● **Working data**
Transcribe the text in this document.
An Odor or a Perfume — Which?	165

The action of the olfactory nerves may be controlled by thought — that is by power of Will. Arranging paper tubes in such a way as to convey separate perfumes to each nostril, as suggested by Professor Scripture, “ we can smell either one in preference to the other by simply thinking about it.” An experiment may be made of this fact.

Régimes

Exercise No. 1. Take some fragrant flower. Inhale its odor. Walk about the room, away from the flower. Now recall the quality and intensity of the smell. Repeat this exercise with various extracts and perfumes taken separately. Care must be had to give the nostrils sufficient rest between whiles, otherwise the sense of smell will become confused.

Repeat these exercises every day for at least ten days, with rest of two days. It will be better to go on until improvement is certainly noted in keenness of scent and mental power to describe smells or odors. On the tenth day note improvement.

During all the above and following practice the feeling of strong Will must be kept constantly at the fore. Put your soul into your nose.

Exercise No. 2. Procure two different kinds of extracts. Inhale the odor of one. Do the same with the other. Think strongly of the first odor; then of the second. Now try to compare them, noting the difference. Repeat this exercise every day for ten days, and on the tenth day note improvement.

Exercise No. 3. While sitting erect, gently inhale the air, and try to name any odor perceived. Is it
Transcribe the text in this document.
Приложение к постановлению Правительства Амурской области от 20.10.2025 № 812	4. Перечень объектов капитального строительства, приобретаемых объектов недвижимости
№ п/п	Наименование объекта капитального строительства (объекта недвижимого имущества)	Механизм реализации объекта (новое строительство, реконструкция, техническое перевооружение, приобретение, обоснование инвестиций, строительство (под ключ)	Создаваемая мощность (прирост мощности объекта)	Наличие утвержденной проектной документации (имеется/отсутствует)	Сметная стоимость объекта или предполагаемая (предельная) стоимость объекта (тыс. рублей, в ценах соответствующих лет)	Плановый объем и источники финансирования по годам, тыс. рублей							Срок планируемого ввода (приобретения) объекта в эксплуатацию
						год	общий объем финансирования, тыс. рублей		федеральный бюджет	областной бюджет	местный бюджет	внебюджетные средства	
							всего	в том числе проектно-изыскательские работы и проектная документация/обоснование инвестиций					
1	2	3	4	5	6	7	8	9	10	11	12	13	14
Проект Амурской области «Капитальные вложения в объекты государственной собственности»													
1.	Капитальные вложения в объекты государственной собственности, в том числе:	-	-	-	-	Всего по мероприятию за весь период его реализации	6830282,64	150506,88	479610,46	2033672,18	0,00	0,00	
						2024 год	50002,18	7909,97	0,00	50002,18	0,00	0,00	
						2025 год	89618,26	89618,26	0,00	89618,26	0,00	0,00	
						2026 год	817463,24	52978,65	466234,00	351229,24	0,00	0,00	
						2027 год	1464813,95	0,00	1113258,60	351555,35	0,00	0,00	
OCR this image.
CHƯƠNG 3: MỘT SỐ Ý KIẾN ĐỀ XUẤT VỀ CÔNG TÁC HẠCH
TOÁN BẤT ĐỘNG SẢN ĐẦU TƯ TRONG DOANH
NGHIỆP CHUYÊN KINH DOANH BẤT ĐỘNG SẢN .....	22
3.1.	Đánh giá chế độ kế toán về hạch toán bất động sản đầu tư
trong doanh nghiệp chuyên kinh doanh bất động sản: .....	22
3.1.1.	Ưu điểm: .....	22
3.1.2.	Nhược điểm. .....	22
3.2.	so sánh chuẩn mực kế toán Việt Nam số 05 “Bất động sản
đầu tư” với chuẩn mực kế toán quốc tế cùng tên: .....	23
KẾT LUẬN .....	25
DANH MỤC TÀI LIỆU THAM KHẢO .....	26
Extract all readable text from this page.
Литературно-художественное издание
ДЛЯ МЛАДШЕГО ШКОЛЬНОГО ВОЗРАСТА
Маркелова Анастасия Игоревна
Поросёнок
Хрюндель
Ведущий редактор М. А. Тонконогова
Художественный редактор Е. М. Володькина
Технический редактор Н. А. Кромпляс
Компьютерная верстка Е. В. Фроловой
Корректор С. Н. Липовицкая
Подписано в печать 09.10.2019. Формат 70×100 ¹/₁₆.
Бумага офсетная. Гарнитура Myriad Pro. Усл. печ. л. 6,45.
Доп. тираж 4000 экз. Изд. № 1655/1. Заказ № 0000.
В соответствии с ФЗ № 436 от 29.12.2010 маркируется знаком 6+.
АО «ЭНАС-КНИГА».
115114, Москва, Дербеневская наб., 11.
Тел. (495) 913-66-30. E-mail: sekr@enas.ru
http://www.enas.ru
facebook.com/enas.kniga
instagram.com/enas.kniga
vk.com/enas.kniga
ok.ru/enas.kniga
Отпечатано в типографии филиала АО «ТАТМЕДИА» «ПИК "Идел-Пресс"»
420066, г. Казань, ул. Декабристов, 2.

● **Problem to solve**
Each line in the material above must be retyped without alteration.

● **Written reply**
Transcribe the text in this document.
An Odor or a Perfume — Which?	165

The action of the olfactory nerves may be controlled by thought — that is by power of Will. Arranging paper tubes in such a way as to convey separate perfumes to each nostril, as suggested by Professor Scripture, “ we can smell either one in preference to the other by simply thinking about it.” An experiment may be made of this fact.

Régimes

Exercise No. 1. Take some fragrant flower. Inhale its odor. Walk about the room, away from the flower. Now recall the quality and intensity of the smell. Repeat this exercise with various extracts and perfumes taken separately. Care must be had to give the nostrils sufficient rest between whiles, otherwise the sense of smell will become confused.

Repeat these exercises every day for at least ten days, with rest of two days. It will be better to go on until improvement is certainly noted in keenness of scent and mental power to describe smells or odors. On the tenth day note improvement.

During all the above and following practice the feeling of strong Will must be kept constantly at the fore. Put your soul into your nose.

Exercise No. 2. Procure two different kinds of extracts. Inhale the odor of one. Do the same with the other. Think strongly of the first odor; then of the second. Now try to compare them, noting the difference. Repeat this exercise every day for ten days, and on the tenth day note improvement.

Exercise No. 3. While sitting erect, gently inhale the air, and try to name any odor perceived. Is it
Transcribe the text in this document.
Приложение к постановлению Правительства Амурской области от 20.10.2025 № 812	4. Перечень объектов капитального строительства, приобретаемых объектов недвижимости
№ п/п	Наименование объекта капитального строительства (объекта недвижимого имущества)	Механизм реализации объекта (новое строительство, реконструкция, техническое перевооружение, приобретение, обоснование инвестиций, строительство (под ключ)	Создаваемая мощность (прирост мощности объекта)	Наличие утвержденной проектной документации (имеется/отсутствует)	Сметная стоимость объекта или предполагаемая (предельная) стоимость объекта (тыс. рублей, в ценах соответствующих лет)	Плановый объем и источники финансирования по годам, тыс. рублей							Срок планируемого ввода (приобретения) объекта в эксплуатацию
						год	общий объем финансирования, тыс. рублей		федеральный бюджет	областной бюджет	местный бюджет	внебюджетные средства	
							всего	в том числе проектно-изыскательские работы и проектная документация/обоснование инвестиций					
1	2	3	4	5	6	7	8	9	10	11	12	13	14
Проект Амурской области «Капитальные вложения в объекты государственной собственности»													
1.	Капитальные вложения в объекты государственной собственности, в том числе:	-	-	-	-	Всего по мероприятию за весь период его реализации	6830282,64	150506,88	479610,46	2033672,18	0,00	0,00	
						2024 год	50002,18	7909,97	0,00	50002,18	0,00	0,00	
						2025 год	89618,26	89618,26	0,00	89618,26	0,00	0,00	
						2026 год	817463,24	52978,65	466234,00	351229,24	0,00	0,00	
						2027 год	1464813,95	0,00	1113258,60	351555,35	0,00	0,00	
OCR this image.
CHƯƠNG 3: MỘT SỐ Ý KIẾN ĐỀ XUẤT VỀ CÔNG TÁC HẠCH
TOÁN BẤT ĐỘNG SẢN ĐẦU TƯ TRONG DOANH
NGHIỆP CHUYÊN KINH DOANH BẤT ĐỘNG SẢN .....	22
3.1.	Đánh giá chế độ kế toán về hạch toán bất động sản đầu tư
trong doanh nghiệp chuyên kinh doanh bất động sản: .....	22
3.1.1.	Ưu điểm: .....	22
3.1.2.	Nhược điểm. .....	22
3.2.	so sánh chuẩn mực kế toán Việt Nam số 05 “Bất động sản
đầu tư” với chuẩn mực kế toán quốc tế cùng tên: .....	23
KẾT LUẬN .....	25
DANH MỤC TÀI LIỆU THAM KHẢO .....	26
Extract all readable text from this page.
Литературно-художественное издание
ДЛЯ МЛАДШЕГО ШКОЛЬНОГО ВОЗРАСТА
Маркелова Анастасия Игоревна
Поросёнок
Хрюндель
Ведущий редактор М. А. Тонконогова
Художественный редактор Е. М. Володькина
Технический редактор Н. А. Кромпляс
Компьютерная верстка Е. В. Фроловой
Корректор С. Н. Липовицкая
Подписано в печать 09.10.2019. Формат 70×100 ¹/₁₆.
Бумага офсетная. Гарнитура Myriad Pro. Усл. печ. л. 6,45.
Доп. тираж 4000 экз. Изд. № 1655/1. Заказ № 0000.
В соответствии с ФЗ № 436 от 29.12.2010 маркируется знаком 6+.
АО «ЭНАС-КНИГА».
115114, Москва, Дербеневская наб., 11.
Тел. (495) 913-66-30. E-mail: sekr@enas.ru
http://www.enas.ru
facebook.com/enas.kniga
instagram.com/enas.kniga
vk.com/enas.kniga
ok.ru/enas.kniga
Отпечатано в типографии филиала АО «ТАТМЕДИА» «ПИК "Идел-Пресс"»
420066, г. Казань, ул. Декабристов, 2.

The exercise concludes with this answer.